> _EXERCISE REQUIREMENTS_
Leave out the pictures and copy each record below exactly.

> _AVAILABLE DATA_
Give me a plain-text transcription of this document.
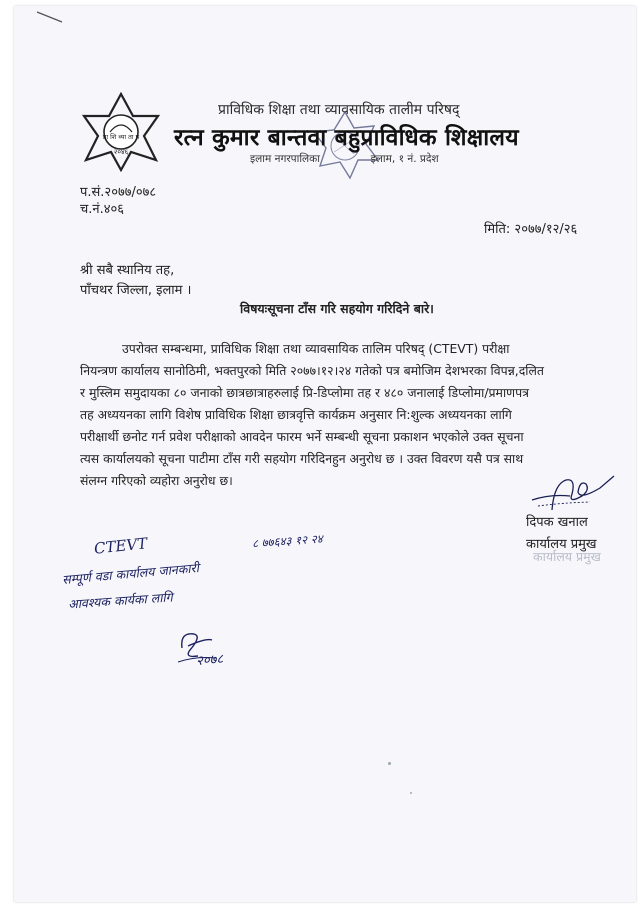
प्रा शि व्या ता प
२०४६
प्राविधिक शिक्षा तथा व्यावसायिक तालीम परिषद्
रत्न कुमार बान्तवा बहुप्राविधिक शिक्षालय
इलाम नगरपालिका	इलाम, १ नं. प्रदेश
प.सं.२०७७/०७८
च.नं.४०६
मिति: २०७७/१२/२६
श्री सबै स्थानिय तह,
पाँचथर जिल्ला, इलाम ।
विषयःसूचना टाँस गरि सहयोग गरिदिने बारे।
उपरोक्त सम्बन्धमा, प्राविधिक शिक्षा तथा व्यावसायिक तालिम परिषद् (CTEVT) परीक्षा
नियन्त्रण कार्यालय सानोठिमी, भक्तपुरको मिति २०७७।१२।२४ गतेको पत्र बमोजिम देशभरका विपन्न,दलित
र मुस्लिम समुदायका ८० जनाको छात्रछात्राहरुलाई प्रि-डिप्लोमा तह र ४८० जनालाई डिप्लोमा/प्रमाणपत्र
तह अध्ययनका लागि विशेष प्राविधिक शिक्षा छात्रवृत्ति कार्यक्रम अनुसार नि:शुल्क अध्ययनका लागि
परीक्षार्थी छनोट गर्न प्रवेश परीक्षाको आवदेन फारम भर्ने सम्बन्धी सूचना प्रकाशन भएकोले उक्त सूचना
त्यस कार्यालयको सूचना पाटीमा टाँस गरी सहयोग गरिदिनहुन अनुरोध छ । उक्त विवरण यसै पत्र साथ
संलग्न गरिएको व्यहोरा अनुरोध छ।
दिपक खनाल
कार्यालय प्रमुख
कार्यालय प्रमुख
CTEVT	८ ७७६४३ १२ २४
सम्पूर्ण वडा कार्यालय जानकारी
आवश्यक कार्यका लागि
२०७८
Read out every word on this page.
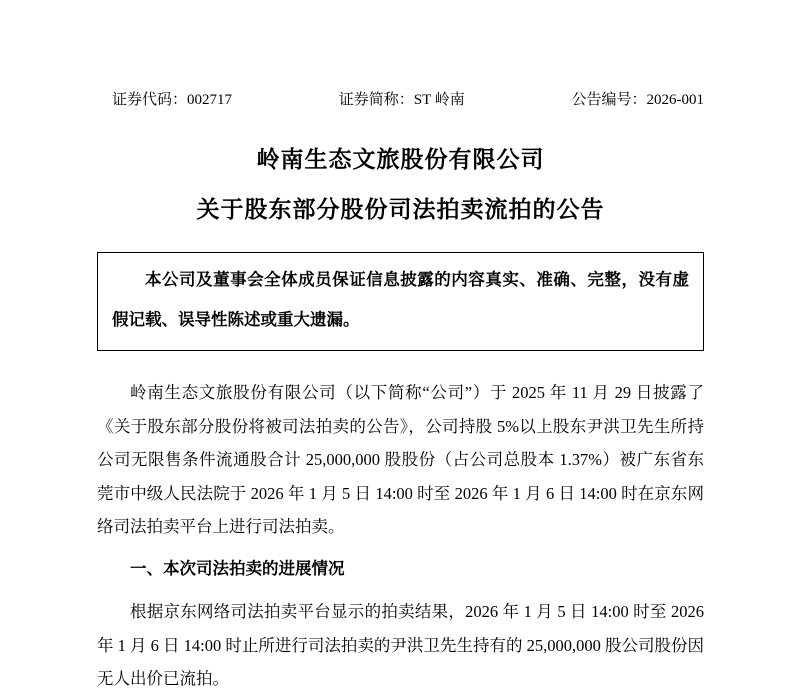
证券代码：002717	证券简称：ST 岭南	公告编号：2026-001
岭南生态文旅股份有限公司
关于股东部分股份司法拍卖流拍的公告

本公司及董事会全体成员保证信息披露的内容真实、准确、完整，没有虚假记载、误导性陈述或重大遗漏。

岭南生态文旅股份有限公司（以下简称“公司”）于 2025 年 11 月 29 日披露了《关于股东部分股份将被司法拍卖的公告》，公司持股 5%以上股东尹洪卫先生所持公司无限售条件流通股合计 25,000,000 股股份（占公司总股本 1.37%）被广东省东莞市中级人民法院于 2026 年 1 月 5 日 14:00 时至 2026 年 1 月 6 日 14:00 时在京东网络司法拍卖平台上进行司法拍卖。

一、本次司法拍卖的进展情况

根据京东网络司法拍卖平台显示的拍卖结果，2026 年 1 月 5 日 14:00 时至 2026 年 1 月 6 日 14:00 时止所进行司法拍卖的尹洪卫先生持有的 25,000,000 股公司股份因无人出价已流拍。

> _RESPONSE TO THIS EXERCISE_
Give me a plain-text transcription of this document.
प्रा शि व्या ता प
२०४६
प्राविधिक शिक्षा तथा व्यावसायिक तालीम परिषद्
रत्न कुमार बान्तवा बहुप्राविधिक शिक्षालय
इलाम नगरपालिका	इलाम, १ नं. प्रदेश
प.सं.२०७७/०७८
च.नं.४०६
मिति: २०७७/१२/२६
श्री सबै स्थानिय तह,
पाँचथर जिल्ला, इलाम ।
विषयःसूचना टाँस गरि सहयोग गरिदिने बारे।
उपरोक्त सम्बन्धमा, प्राविधिक शिक्षा तथा व्यावसायिक तालिम परिषद् (CTEVT) परीक्षा
नियन्त्रण कार्यालय सानोठिमी, भक्तपुरको मिति २०७७।१२।२४ गतेको पत्र बमोजिम देशभरका विपन्न,दलित
र मुस्लिम समुदायका ८० जनाको छात्रछात्राहरुलाई प्रि-डिप्लोमा तह र ४८० जनालाई डिप्लोमा/प्रमाणपत्र
तह अध्ययनका लागि विशेष प्राविधिक शिक्षा छात्रवृत्ति कार्यक्रम अनुसार नि:शुल्क अध्ययनका लागि
परीक्षार्थी छनोट गर्न प्रवेश परीक्षाको आवदेन फारम भर्ने सम्बन्धी सूचना प्रकाशन भएकोले उक्त सूचना
त्यस कार्यालयको सूचना पाटीमा टाँस गरी सहयोग गरिदिनहुन अनुरोध छ । उक्त विवरण यसै पत्र साथ
संलग्न गरिएको व्यहोरा अनुरोध छ।
दिपक खनाल
कार्यालय प्रमुख
कार्यालय प्रमुख
CTEVT	८ ७७६४३ १२ २४
सम्पूर्ण वडा कार्यालय जानकारी
आवश्यक कार्यका लागि
२०७८
Read out every word on this page.
证券代码：002717	证券简称：ST 岭南	公告编号：2026-001
岭南生态文旅股份有限公司
关于股东部分股份司法拍卖流拍的公告

本公司及董事会全体成员保证信息披露的内容真实、准确、完整，没有虚假记载、误导性陈述或重大遗漏。

岭南生态文旅股份有限公司（以下简称“公司”）于 2025 年 11 月 29 日披露了《关于股东部分股份将被司法拍卖的公告》，公司持股 5%以上股东尹洪卫先生所持公司无限售条件流通股合计 25,000,000 股股份（占公司总股本 1.37%）被广东省东莞市中级人民法院于 2026 年 1 月 5 日 14:00 时至 2026 年 1 月 6 日 14:00 时在京东网络司法拍卖平台上进行司法拍卖。

一、本次司法拍卖的进展情况

根据京东网络司法拍卖平台显示的拍卖结果，2026 年 1 月 5 日 14:00 时至 2026 年 1 月 6 日 14:00 时止所进行司法拍卖的尹洪卫先生持有的 25,000,000 股公司股份因无人出价已流拍。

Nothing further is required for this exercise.